- **Entries taken from a collection**
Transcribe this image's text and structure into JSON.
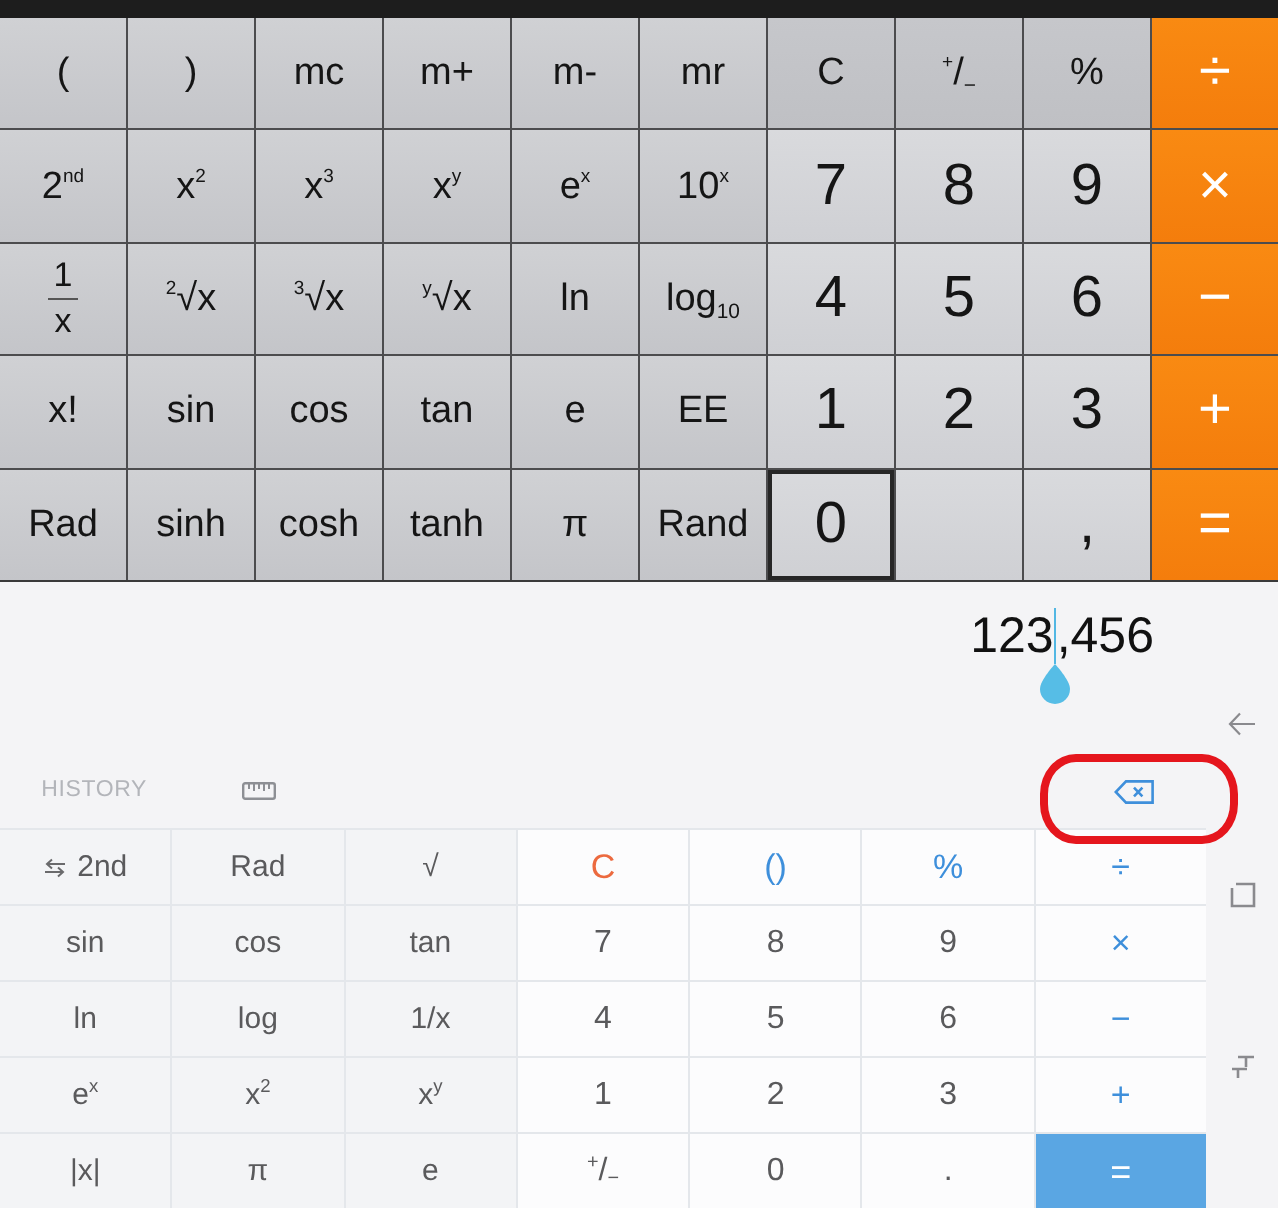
{
  "scientific_keypad": {
    "rows": [
      [
        {
          "label": "(",
          "kind": "sci",
          "outlined": false
        },
        {
          "label": ")",
          "kind": "sci",
          "outlined": false
        },
        {
          "label": "mc",
          "kind": "sci",
          "outlined": false
        },
        {
          "label": "m+",
          "kind": "sci",
          "outlined": false
        },
        {
          "label": "m-",
          "kind": "sci",
          "outlined": false
        },
        {
          "label": "mr",
          "kind": "sci",
          "outlined": false
        },
        {
          "label": "C",
          "kind": "func",
          "outlined": false
        },
        {
          "label": "$^{+}$/$_{−}$",
          "kind": "func",
          "outlined": false
        },
        {
          "label": "%",
          "kind": "func",
          "outlined": false
        },
        {
          "label": "÷",
          "kind": "op",
          "outlined": false
        }
      ],
      [
        {
          "label": "2$^{nd}$",
          "kind": "sci",
          "outlined": false
        },
        {
          "label": "x$^{2}$",
          "kind": "sci",
          "outlined": false
        },
        {
          "label": "x$^{3}$",
          "kind": "sci",
          "outlined": false
        },
        {
          "label": "x$^{y}$",
          "kind": "sci",
          "outlined": false
        },
        {
          "label": "e$^{x}$",
          "kind": "sci",
          "outlined": false
        },
        {
          "label": "10$^{x}$",
          "kind": "sci",
          "outlined": false
        },
        {
          "label": "7",
          "kind": "digit",
          "outlined": false
        },
        {
          "label": "8",
          "kind": "digit",
          "outlined": false
        },
        {
          "label": "9",
          "kind": "digit",
          "outlined": false
        },
        {
          "label": "×",
          "kind": "op",
          "outlined": false
        }
      ],
      [
        {
          "numerator": "1",
          "denominator": "x",
          "kind": "fraction",
          "outlined": false
        },
        {
          "label": "$^{2}$√x",
          "kind": "sci",
          "outlined": false
        },
        {
          "label": "$^{3}$√x",
          "kind": "sci",
          "outlined": false
        },
        {
          "label": "$^{y}$√x",
          "kind": "sci",
          "outlined": false
        },
        {
          "label": "ln",
          "kind": "sci",
          "outlined": false
        },
        {
          "label": "log$_{10}$",
          "kind": "sci",
          "outlined": false
        },
        {
          "label": "4",
          "kind": "digit",
          "outlined": false
        },
        {
          "label": "5",
          "kind": "digit",
          "outlined": false
        },
        {
          "label": "6",
          "kind": "digit",
          "outlined": false
        },
        {
          "label": "−",
          "kind": "op",
          "outlined": false
        }
      ],
      [
        {
          "label": "x!",
          "kind": "sci",
          "outlined": false
        },
        {
          "label": "sin",
          "kind": "sci",
          "outlined": false
        },
        {
          "label": "cos",
          "kind": "sci",
          "outlined": false
        },
        {
          "label": "tan",
          "kind": "sci",
          "outlined": false
        },
        {
          "label": "e",
          "kind": "sci",
          "outlined": false
        },
        {
          "label": "EE",
          "kind": "sci",
          "outlined": false
        },
        {
          "label": "1",
          "kind": "digit",
          "outlined": false
        },
        {
          "label": "2",
          "kind": "digit",
          "outlined": false
        },
        {
          "label": "3",
          "kind": "digit",
          "outlined": false
        },
        {
          "label": "+",
          "kind": "op",
          "outlined": false
        }
      ],
      [
        {
          "label": "Rad",
          "kind": "sci",
          "outlined": false
        },
        {
          "label": "sinh",
          "kind": "sci",
          "outlined": false
        },
        {
          "label": "cosh",
          "kind": "sci",
          "outlined": false
        },
        {
          "label": "tanh",
          "kind": "sci",
          "outlined": false
        },
        {
          "label": "π",
          "kind": "sci",
          "outlined": false
        },
        {
          "label": "Rand",
          "kind": "sci",
          "outlined": false
        },
        {
          "label": "0",
          "kind": "digit",
          "outlined": true
        },
        {
          "kind": "blank",
          "outlined": false
        },
        {
          "label": ",",
          "kind": "digit",
          "outlined": false
        },
        {
          "label": "=",
          "kind": "op",
          "outlined": false
        }
      ]
    ]
  },
  "display": {
    "value_before_cursor": "123",
    "value_after_cursor": ",456"
  },
  "toolbar": {
    "history": "HISTORY",
    "backspace_highlighted": true
  },
  "keypad": {
    "rows": [
      [
        {
          "label": "2nd",
          "kind": "second"
        },
        {
          "label": "Rad",
          "kind": "sci"
        },
        {
          "label": "√",
          "kind": "sci"
        },
        {
          "label": "C",
          "kind": "clear"
        },
        {
          "label": "()",
          "kind": "op"
        },
        {
          "label": "%",
          "kind": "op"
        },
        {
          "label": "÷",
          "kind": "op"
        }
      ],
      [
        {
          "label": "sin",
          "kind": "sci"
        },
        {
          "label": "cos",
          "kind": "sci"
        },
        {
          "label": "tan",
          "kind": "sci"
        },
        {
          "label": "7",
          "kind": "digit"
        },
        {
          "label": "8",
          "kind": "digit"
        },
        {
          "label": "9",
          "kind": "digit"
        },
        {
          "label": "×",
          "kind": "op"
        }
      ],
      [
        {
          "label": "ln",
          "kind": "sci"
        },
        {
          "label": "log",
          "kind": "sci"
        },
        {
          "label": "1/x",
          "kind": "sci"
        },
        {
          "label": "4",
          "kind": "digit"
        },
        {
          "label": "5",
          "kind": "digit"
        },
        {
          "label": "6",
          "kind": "digit"
        },
        {
          "label": "−",
          "kind": "op"
        }
      ],
      [
        {
          "label": "e$^{x}$",
          "kind": "sci"
        },
        {
          "label": "x$^{2}$",
          "kind": "sci"
        },
        {
          "label": "x$^{y}$",
          "kind": "sci"
        },
        {
          "label": "1",
          "kind": "digit"
        },
        {
          "label": "2",
          "kind": "digit"
        },
        {
          "label": "3",
          "kind": "digit"
        },
        {
          "label": "+",
          "kind": "op"
        }
      ],
      [
        {
          "label": "|x|",
          "kind": "sci"
        },
        {
          "label": "π",
          "kind": "sci"
        },
        {
          "label": "e",
          "kind": "sci"
        },
        {
          "label": "$^{+}$/$_{−}$",
          "kind": "digit"
        },
        {
          "label": "0",
          "kind": "digit"
        },
        {
          "label": ".",
          "kind": "digit"
        },
        {
          "label": "=",
          "kind": "equals"
        }
      ]
    ]
  }
}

- **Given task**
All of the entries need to be transcribed word for word; pictures are left out.

- **Written response**
Transcribe this image's text and structure into JSON.
{
  "scientific_keypad": {
    "rows": [
      [
        {
          "label": "(",
          "kind": "sci",
          "outlined": false
        },
        {
          "label": ")",
          "kind": "sci",
          "outlined": false
        },
        {
          "label": "mc",
          "kind": "sci",
          "outlined": false
        },
        {
          "label": "m+",
          "kind": "sci",
          "outlined": false
        },
        {
          "label": "m-",
          "kind": "sci",
          "outlined": false
        },
        {
          "label": "mr",
          "kind": "sci",
          "outlined": false
        },
        {
          "label": "C",
          "kind": "func",
          "outlined": false
        },
        {
          "label": "$^{+}$/$_{−}$",
          "kind": "func",
          "outlined": false
        },
        {
          "label": "%",
          "kind": "func",
          "outlined": false
        },
        {
          "label": "÷",
          "kind": "op",
          "outlined": false
        }
      ],
      [
        {
          "label": "2$^{nd}$",
          "kind": "sci",
          "outlined": false
        },
        {
          "label": "x$^{2}$",
          "kind": "sci",
          "outlined": false
        },
        {
          "label": "x$^{3}$",
          "kind": "sci",
          "outlined": false
        },
        {
          "label": "x$^{y}$",
          "kind": "sci",
          "outlined": false
        },
        {
          "label": "e$^{x}$",
          "kind": "sci",
          "outlined": false
        },
        {
          "label": "10$^{x}$",
          "kind": "sci",
          "outlined": false
        },
        {
          "label": "7",
          "kind": "digit",
          "outlined": false
        },
        {
          "label": "8",
          "kind": "digit",
          "outlined": false
        },
        {
          "label": "9",
          "kind": "digit",
          "outlined": false
        },
        {
          "label": "×",
          "kind": "op",
          "outlined": false
        }
      ],
      [
        {
          "numerator": "1",
          "denominator": "x",
          "kind": "fraction",
          "outlined": false
        },
        {
          "label": "$^{2}$√x",
          "kind": "sci",
          "outlined": false
        },
        {
          "label": "$^{3}$√x",
          "kind": "sci",
          "outlined": false
        },
        {
          "label": "$^{y}$√x",
          "kind": "sci",
          "outlined": false
        },
        {
          "label": "ln",
          "kind": "sci",
          "outlined": false
        },
        {
          "label": "log$_{10}$",
          "kind": "sci",
          "outlined": false
        },
        {
          "label": "4",
          "kind": "digit",
          "outlined": false
        },
        {
          "label": "5",
          "kind": "digit",
          "outlined": false
        },
        {
          "label": "6",
          "kind": "digit",
          "outlined": false
        },
        {
          "label": "−",
          "kind": "op",
          "outlined": false
        }
      ],
      [
        {
          "label": "x!",
          "kind": "sci",
          "outlined": false
        },
        {
          "label": "sin",
          "kind": "sci",
          "outlined": false
        },
        {
          "label": "cos",
          "kind": "sci",
          "outlined": false
        },
        {
          "label": "tan",
          "kind": "sci",
          "outlined": false
        },
        {
          "label": "e",
          "kind": "sci",
          "outlined": false
        },
        {
          "label": "EE",
          "kind": "sci",
          "outlined": false
        },
        {
          "label": "1",
          "kind": "digit",
          "outlined": false
        },
        {
          "label": "2",
          "kind": "digit",
          "outlined": false
        },
        {
          "label": "3",
          "kind": "digit",
          "outlined": false
        },
        {
          "label": "+",
          "kind": "op",
          "outlined": false
        }
      ],
      [
        {
          "label": "Rad",
          "kind": "sci",
          "outlined": false
        },
        {
          "label": "sinh",
          "kind": "sci",
          "outlined": false
        },
        {
          "label": "cosh",
          "kind": "sci",
          "outlined": false
        },
        {
          "label": "tanh",
          "kind": "sci",
          "outlined": false
        },
        {
          "label": "π",
          "kind": "sci",
          "outlined": false
        },
        {
          "label": "Rand",
          "kind": "sci",
          "outlined": false
        },
        {
          "label": "0",
          "kind": "digit",
          "outlined": true
        },
        {
          "kind": "blank",
          "outlined": false
        },
        {
          "label": ",",
          "kind": "digit",
          "outlined": false
        },
        {
          "label": "=",
          "kind": "op",
          "outlined": false
        }
      ]
    ]
  },
  "display": {
    "value_before_cursor": "123",
    "value_after_cursor": ",456"
  },
  "toolbar": {
    "history": "HISTORY",
    "backspace_highlighted": true
  },
  "keypad": {
    "rows": [
      [
        {
          "label": "2nd",
          "kind": "second"
        },
        {
          "label": "Rad",
          "kind": "sci"
        },
        {
          "label": "√",
          "kind": "sci"
        },
        {
          "label": "C",
          "kind": "clear"
        },
        {
          "label": "()",
          "kind": "op"
        },
        {
          "label": "%",
          "kind": "op"
        },
        {
          "label": "÷",
          "kind": "op"
        }
      ],
      [
        {
          "label": "sin",
          "kind": "sci"
        },
        {
          "label": "cos",
          "kind": "sci"
        },
        {
          "label": "tan",
          "kind": "sci"
        },
        {
          "label": "7",
          "kind": "digit"
        },
        {
          "label": "8",
          "kind": "digit"
        },
        {
          "label": "9",
          "kind": "digit"
        },
        {
          "label": "×",
          "kind": "op"
        }
      ],
      [
        {
          "label": "ln",
          "kind": "sci"
        },
        {
          "label": "log",
          "kind": "sci"
        },
        {
          "label": "1/x",
          "kind": "sci"
        },
        {
          "label": "4",
          "kind": "digit"
        },
        {
          "label": "5",
          "kind": "digit"
        },
        {
          "label": "6",
          "kind": "digit"
        },
        {
          "label": "−",
          "kind": "op"
        }
      ],
      [
        {
          "label": "e$^{x}$",
          "kind": "sci"
        },
        {
          "label": "x$^{2}$",
          "kind": "sci"
        },
        {
          "label": "x$^{y}$",
          "kind": "sci"
        },
        {
          "label": "1",
          "kind": "digit"
        },
        {
          "label": "2",
          "kind": "digit"
        },
        {
          "label": "3",
          "kind": "digit"
        },
        {
          "label": "+",
          "kind": "op"
        }
      ],
      [
        {
          "label": "|x|",
          "kind": "sci"
        },
        {
          "label": "π",
          "kind": "sci"
        },
        {
          "label": "e",
          "kind": "sci"
        },
        {
          "label": "$^{+}$/$_{−}$",
          "kind": "digit"
        },
        {
          "label": "0",
          "kind": "digit"
        },
        {
          "label": ".",
          "kind": "digit"
        },
        {
          "label": "=",
          "kind": "equals"
        }
      ]
    ]
  }
}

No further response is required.